* _AIM OF THE TASK_:
Repeat the material verbatim. Images are excluded from the copy.

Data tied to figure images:
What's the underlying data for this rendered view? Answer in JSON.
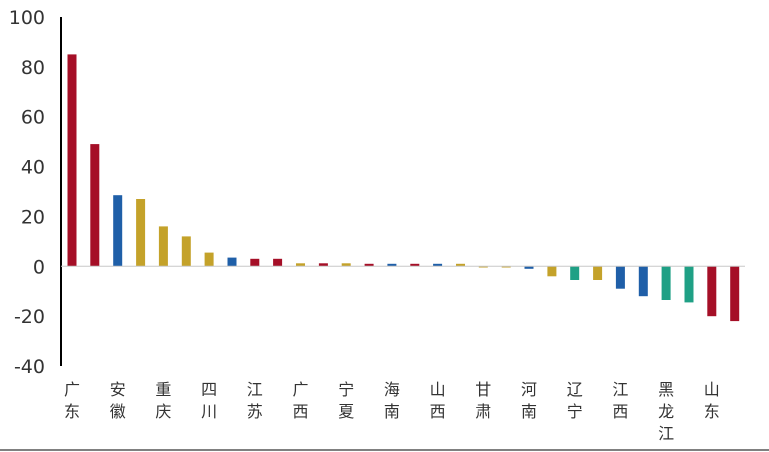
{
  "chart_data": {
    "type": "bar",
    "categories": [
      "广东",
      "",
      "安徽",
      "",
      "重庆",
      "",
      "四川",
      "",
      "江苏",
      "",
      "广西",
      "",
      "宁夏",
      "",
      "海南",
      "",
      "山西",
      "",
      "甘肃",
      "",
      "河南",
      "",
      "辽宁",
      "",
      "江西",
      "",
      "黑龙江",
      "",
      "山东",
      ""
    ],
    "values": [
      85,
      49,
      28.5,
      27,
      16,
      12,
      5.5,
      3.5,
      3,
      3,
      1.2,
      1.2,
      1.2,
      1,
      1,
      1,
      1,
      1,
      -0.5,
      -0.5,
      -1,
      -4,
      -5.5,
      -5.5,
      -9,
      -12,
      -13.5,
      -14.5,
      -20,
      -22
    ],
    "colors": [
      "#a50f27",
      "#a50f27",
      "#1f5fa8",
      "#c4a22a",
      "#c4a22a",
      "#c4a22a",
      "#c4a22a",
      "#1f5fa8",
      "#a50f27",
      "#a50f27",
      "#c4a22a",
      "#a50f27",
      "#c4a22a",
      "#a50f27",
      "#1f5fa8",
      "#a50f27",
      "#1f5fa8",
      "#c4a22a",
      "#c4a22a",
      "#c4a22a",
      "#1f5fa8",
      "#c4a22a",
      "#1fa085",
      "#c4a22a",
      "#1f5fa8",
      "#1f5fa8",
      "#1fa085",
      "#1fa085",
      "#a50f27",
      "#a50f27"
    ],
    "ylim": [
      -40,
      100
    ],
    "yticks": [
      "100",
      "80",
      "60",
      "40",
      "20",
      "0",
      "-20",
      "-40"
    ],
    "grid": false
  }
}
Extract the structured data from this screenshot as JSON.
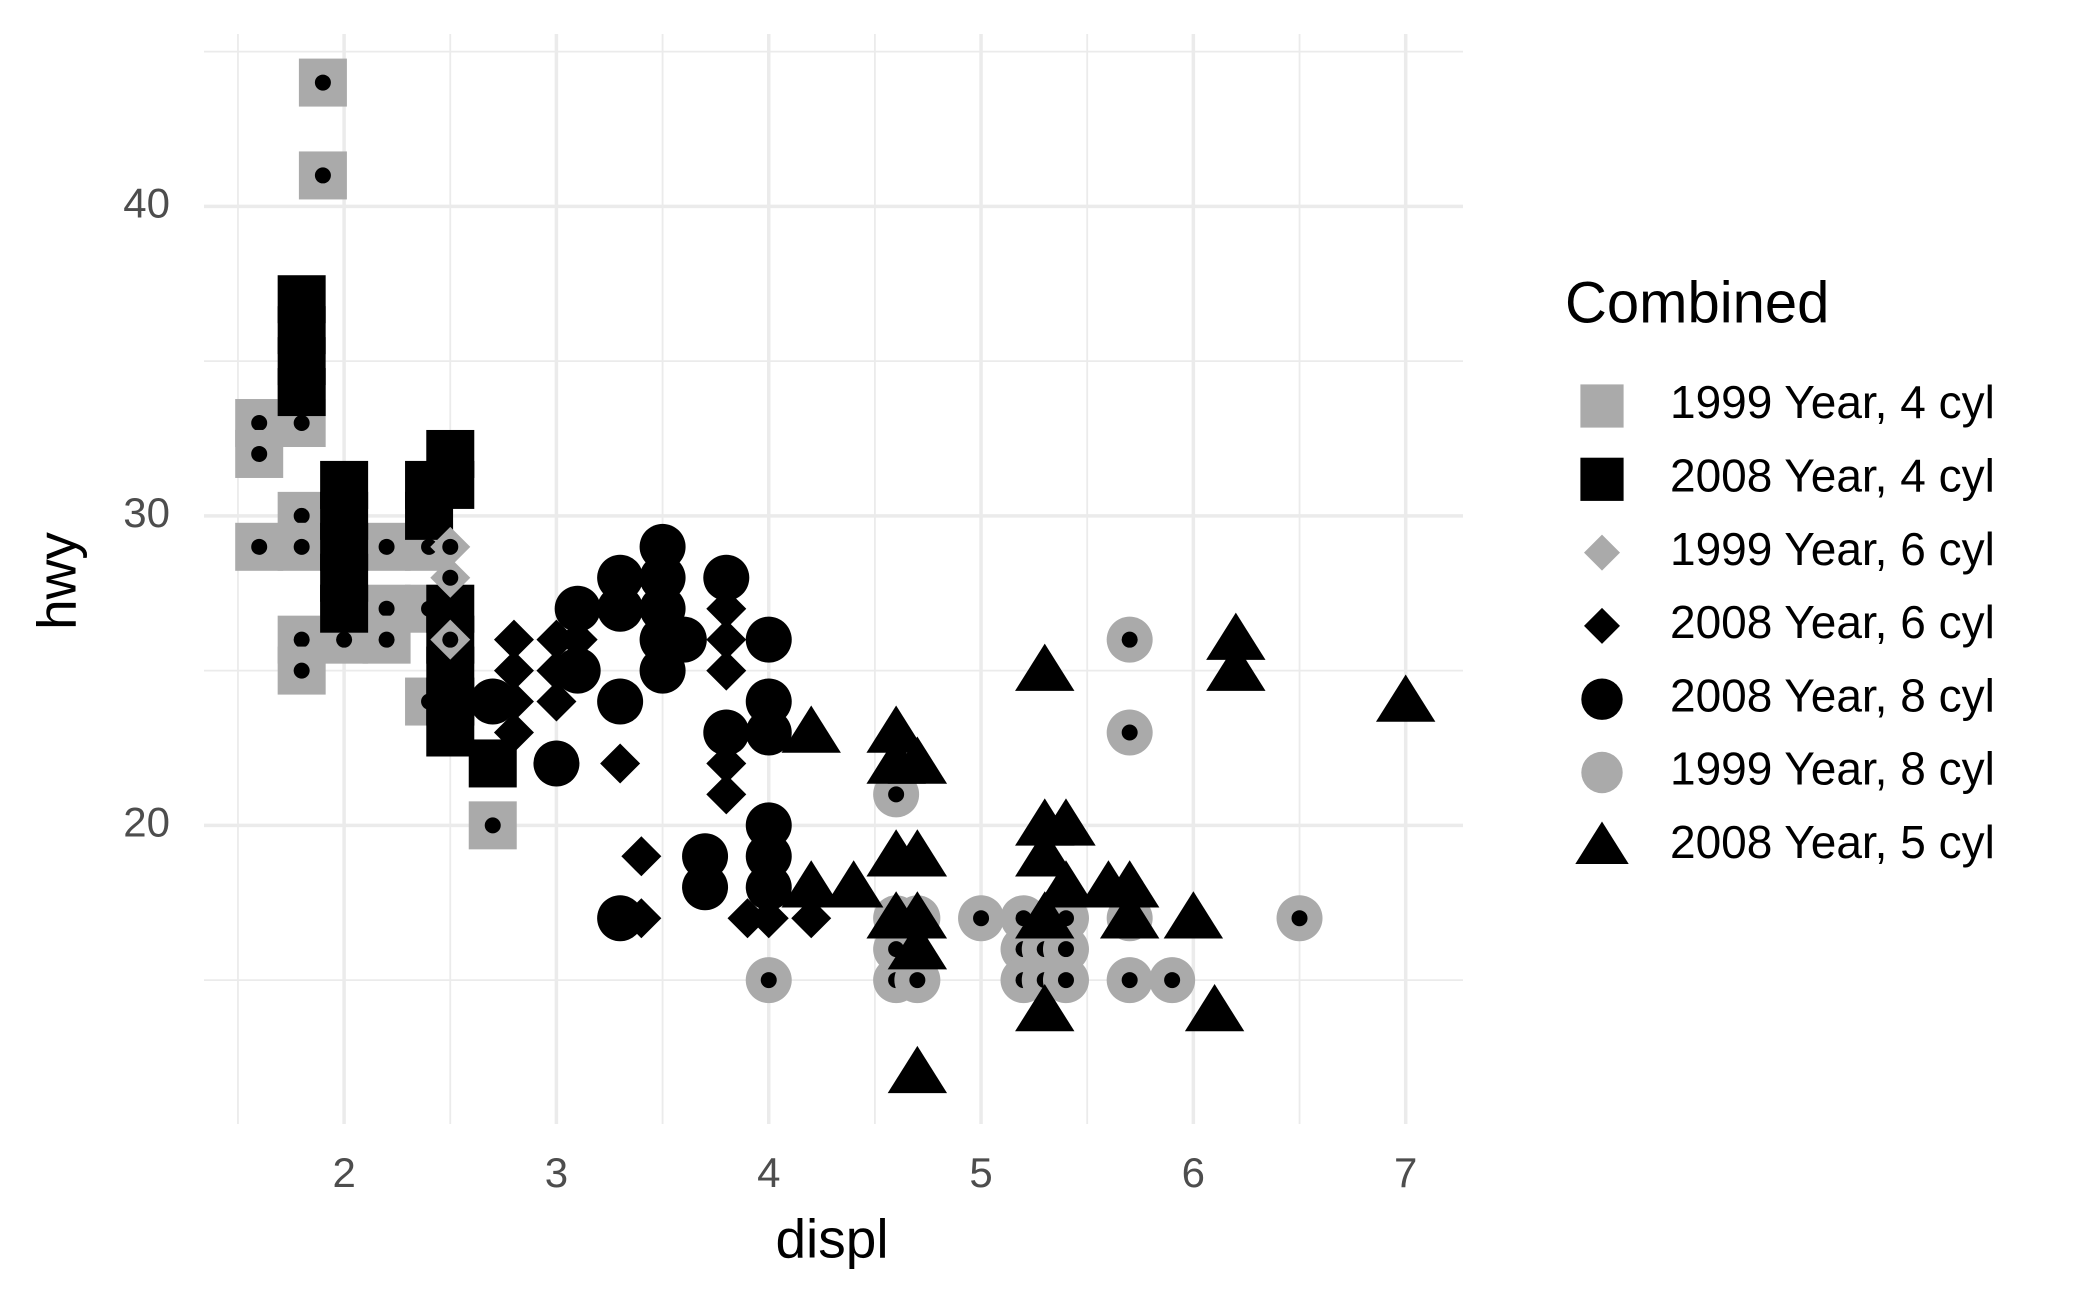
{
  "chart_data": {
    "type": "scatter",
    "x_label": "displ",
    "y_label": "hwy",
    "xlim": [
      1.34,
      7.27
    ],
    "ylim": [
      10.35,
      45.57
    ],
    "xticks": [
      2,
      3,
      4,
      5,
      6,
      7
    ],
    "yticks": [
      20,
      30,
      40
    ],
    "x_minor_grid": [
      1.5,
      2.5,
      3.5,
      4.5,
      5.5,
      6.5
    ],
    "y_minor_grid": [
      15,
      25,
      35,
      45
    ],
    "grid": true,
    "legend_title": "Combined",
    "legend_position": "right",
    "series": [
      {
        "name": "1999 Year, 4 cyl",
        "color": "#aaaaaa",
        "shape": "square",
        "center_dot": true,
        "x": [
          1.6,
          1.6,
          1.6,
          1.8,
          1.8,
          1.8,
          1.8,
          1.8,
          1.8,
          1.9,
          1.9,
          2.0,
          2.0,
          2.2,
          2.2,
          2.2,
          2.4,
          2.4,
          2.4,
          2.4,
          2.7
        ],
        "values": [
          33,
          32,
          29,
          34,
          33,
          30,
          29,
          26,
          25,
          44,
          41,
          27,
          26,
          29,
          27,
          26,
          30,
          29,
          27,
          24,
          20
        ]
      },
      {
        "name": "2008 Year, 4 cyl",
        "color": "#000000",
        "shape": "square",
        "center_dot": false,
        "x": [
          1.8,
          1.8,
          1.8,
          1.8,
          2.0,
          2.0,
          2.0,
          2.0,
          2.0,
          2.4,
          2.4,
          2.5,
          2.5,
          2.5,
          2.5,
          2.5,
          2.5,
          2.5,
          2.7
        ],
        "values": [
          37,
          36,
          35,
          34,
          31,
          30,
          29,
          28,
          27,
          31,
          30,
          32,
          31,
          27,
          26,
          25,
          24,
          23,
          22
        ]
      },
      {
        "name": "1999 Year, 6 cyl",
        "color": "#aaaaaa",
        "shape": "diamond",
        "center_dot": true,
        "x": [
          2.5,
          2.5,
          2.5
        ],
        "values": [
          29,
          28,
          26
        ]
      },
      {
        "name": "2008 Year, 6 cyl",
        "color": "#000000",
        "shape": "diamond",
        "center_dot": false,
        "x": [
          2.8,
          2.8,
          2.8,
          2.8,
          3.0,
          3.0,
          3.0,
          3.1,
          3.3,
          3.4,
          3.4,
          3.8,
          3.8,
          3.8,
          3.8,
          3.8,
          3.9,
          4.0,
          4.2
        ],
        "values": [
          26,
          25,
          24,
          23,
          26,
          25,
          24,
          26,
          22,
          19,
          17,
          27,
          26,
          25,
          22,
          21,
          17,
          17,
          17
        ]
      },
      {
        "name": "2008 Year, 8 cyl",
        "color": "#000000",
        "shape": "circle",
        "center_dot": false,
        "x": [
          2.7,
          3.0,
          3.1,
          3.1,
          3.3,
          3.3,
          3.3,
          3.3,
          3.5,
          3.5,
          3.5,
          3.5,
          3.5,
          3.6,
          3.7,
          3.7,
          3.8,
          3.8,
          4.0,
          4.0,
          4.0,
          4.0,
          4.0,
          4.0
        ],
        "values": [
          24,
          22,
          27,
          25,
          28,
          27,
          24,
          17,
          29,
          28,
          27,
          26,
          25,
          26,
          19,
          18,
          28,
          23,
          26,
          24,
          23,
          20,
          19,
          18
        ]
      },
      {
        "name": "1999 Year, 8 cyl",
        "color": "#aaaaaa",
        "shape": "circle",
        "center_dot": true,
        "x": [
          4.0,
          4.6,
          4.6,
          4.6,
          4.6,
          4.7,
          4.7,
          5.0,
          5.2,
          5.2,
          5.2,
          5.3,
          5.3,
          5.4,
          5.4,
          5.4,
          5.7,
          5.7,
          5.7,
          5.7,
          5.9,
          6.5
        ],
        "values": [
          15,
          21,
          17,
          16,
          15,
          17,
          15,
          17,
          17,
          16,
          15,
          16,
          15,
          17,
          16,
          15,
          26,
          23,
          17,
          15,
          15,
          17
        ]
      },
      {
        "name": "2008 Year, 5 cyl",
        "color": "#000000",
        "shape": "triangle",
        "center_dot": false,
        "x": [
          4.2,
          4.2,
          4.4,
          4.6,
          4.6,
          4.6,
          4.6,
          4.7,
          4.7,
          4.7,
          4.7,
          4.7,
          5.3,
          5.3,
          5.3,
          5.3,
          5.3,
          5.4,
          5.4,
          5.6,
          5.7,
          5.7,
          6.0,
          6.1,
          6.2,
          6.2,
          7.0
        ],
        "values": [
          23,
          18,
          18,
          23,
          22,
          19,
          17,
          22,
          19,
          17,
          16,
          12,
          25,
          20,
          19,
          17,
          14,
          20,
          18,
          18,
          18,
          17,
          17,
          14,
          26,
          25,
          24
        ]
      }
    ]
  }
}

* _ANSWER FOR THE TASK_:
What's the underlying data for this rendered view? Answer in JSON.
{
  "chart_data": {
    "type": "bar",
    "categories": [
      "广东",
      "",
      "安徽",
      "",
      "重庆",
      "",
      "四川",
      "",
      "江苏",
      "",
      "广西",
      "",
      "宁夏",
      "",
      "海南",
      "",
      "山西",
      "",
      "甘肃",
      "",
      "河南",
      "",
      "辽宁",
      "",
      "江西",
      "",
      "黑龙江",
      "",
      "山东",
      ""
    ],
    "values": [
      85,
      49,
      28.5,
      27,
      16,
      12,
      5.5,
      3.5,
      3,
      3,
      1.2,
      1.2,
      1.2,
      1,
      1,
      1,
      1,
      1,
      -0.5,
      -0.5,
      -1,
      -4,
      -5.5,
      -5.5,
      -9,
      -12,
      -13.5,
      -14.5,
      -20,
      -22
    ],
    "colors": [
      "#a50f27",
      "#a50f27",
      "#1f5fa8",
      "#c4a22a",
      "#c4a22a",
      "#c4a22a",
      "#c4a22a",
      "#1f5fa8",
      "#a50f27",
      "#a50f27",
      "#c4a22a",
      "#a50f27",
      "#c4a22a",
      "#a50f27",
      "#1f5fa8",
      "#a50f27",
      "#1f5fa8",
      "#c4a22a",
      "#c4a22a",
      "#c4a22a",
      "#1f5fa8",
      "#c4a22a",
      "#1fa085",
      "#c4a22a",
      "#1f5fa8",
      "#1f5fa8",
      "#1fa085",
      "#1fa085",
      "#a50f27",
      "#a50f27"
    ],
    "ylim": [
      -40,
      100
    ],
    "yticks": [
      "100",
      "80",
      "60",
      "40",
      "20",
      "0",
      "-20",
      "-40"
    ],
    "grid": false
  }
}
Extract the structured data from this screenshot as JSON.
{
  "chart_data": {
    "type": "scatter",
    "x_label": "displ",
    "y_label": "hwy",
    "xlim": [
      1.34,
      7.27
    ],
    "ylim": [
      10.35,
      45.57
    ],
    "xticks": [
      2,
      3,
      4,
      5,
      6,
      7
    ],
    "yticks": [
      20,
      30,
      40
    ],
    "x_minor_grid": [
      1.5,
      2.5,
      3.5,
      4.5,
      5.5,
      6.5
    ],
    "y_minor_grid": [
      15,
      25,
      35,
      45
    ],
    "grid": true,
    "legend_title": "Combined",
    "legend_position": "right",
    "series": [
      {
        "name": "1999 Year, 4 cyl",
        "color": "#aaaaaa",
        "shape": "square",
        "center_dot": true,
        "x": [
          1.6,
          1.6,
          1.6,
          1.8,
          1.8,
          1.8,
          1.8,
          1.8,
          1.8,
          1.9,
          1.9,
          2.0,
          2.0,
          2.2,
          2.2,
          2.2,
          2.4,
          2.4,
          2.4,
          2.4,
          2.7
        ],
        "values": [
          33,
          32,
          29,
          34,
          33,
          30,
          29,
          26,
          25,
          44,
          41,
          27,
          26,
          29,
          27,
          26,
          30,
          29,
          27,
          24,
          20
        ]
      },
      {
        "name": "2008 Year, 4 cyl",
        "color": "#000000",
        "shape": "square",
        "center_dot": false,
        "x": [
          1.8,
          1.8,
          1.8,
          1.8,
          2.0,
          2.0,
          2.0,
          2.0,
          2.0,
          2.4,
          2.4,
          2.5,
          2.5,
          2.5,
          2.5,
          2.5,
          2.5,
          2.5,
          2.7
        ],
        "values": [
          37,
          36,
          35,
          34,
          31,
          30,
          29,
          28,
          27,
          31,
          30,
          32,
          31,
          27,
          26,
          25,
          24,
          23,
          22
        ]
      },
      {
        "name": "1999 Year, 6 cyl",
        "color": "#aaaaaa",
        "shape": "diamond",
        "center_dot": true,
        "x": [
          2.5,
          2.5,
          2.5
        ],
        "values": [
          29,
          28,
          26
        ]
      },
      {
        "name": "2008 Year, 6 cyl",
        "color": "#000000",
        "shape": "diamond",
        "center_dot": false,
        "x": [
          2.8,
          2.8,
          2.8,
          2.8,
          3.0,
          3.0,
          3.0,
          3.1,
          3.3,
          3.4,
          3.4,
          3.8,
          3.8,
          3.8,
          3.8,
          3.8,
          3.9,
          4.0,
          4.2
        ],
        "values": [
          26,
          25,
          24,
          23,
          26,
          25,
          24,
          26,
          22,
          19,
          17,
          27,
          26,
          25,
          22,
          21,
          17,
          17,
          17
        ]
      },
      {
        "name": "2008 Year, 8 cyl",
        "color": "#000000",
        "shape": "circle",
        "center_dot": false,
        "x": [
          2.7,
          3.0,
          3.1,
          3.1,
          3.3,
          3.3,
          3.3,
          3.3,
          3.5,
          3.5,
          3.5,
          3.5,
          3.5,
          3.6,
          3.7,
          3.7,
          3.8,
          3.8,
          4.0,
          4.0,
          4.0,
          4.0,
          4.0,
          4.0
        ],
        "values": [
          24,
          22,
          27,
          25,
          28,
          27,
          24,
          17,
          29,
          28,
          27,
          26,
          25,
          26,
          19,
          18,
          28,
          23,
          26,
          24,
          23,
          20,
          19,
          18
        ]
      },
      {
        "name": "1999 Year, 8 cyl",
        "color": "#aaaaaa",
        "shape": "circle",
        "center_dot": true,
        "x": [
          4.0,
          4.6,
          4.6,
          4.6,
          4.6,
          4.7,
          4.7,
          5.0,
          5.2,
          5.2,
          5.2,
          5.3,
          5.3,
          5.4,
          5.4,
          5.4,
          5.7,
          5.7,
          5.7,
          5.7,
          5.9,
          6.5
        ],
        "values": [
          15,
          21,
          17,
          16,
          15,
          17,
          15,
          17,
          17,
          16,
          15,
          16,
          15,
          17,
          16,
          15,
          26,
          23,
          17,
          15,
          15,
          17
        ]
      },
      {
        "name": "2008 Year, 5 cyl",
        "color": "#000000",
        "shape": "triangle",
        "center_dot": false,
        "x": [
          4.2,
          4.2,
          4.4,
          4.6,
          4.6,
          4.6,
          4.6,
          4.7,
          4.7,
          4.7,
          4.7,
          4.7,
          5.3,
          5.3,
          5.3,
          5.3,
          5.3,
          5.4,
          5.4,
          5.6,
          5.7,
          5.7,
          6.0,
          6.1,
          6.2,
          6.2,
          7.0
        ],
        "values": [
          23,
          18,
          18,
          23,
          22,
          19,
          17,
          22,
          19,
          17,
          16,
          12,
          25,
          20,
          19,
          17,
          14,
          20,
          18,
          18,
          18,
          17,
          17,
          14,
          26,
          25,
          24
        ]
      }
    ]
  }
}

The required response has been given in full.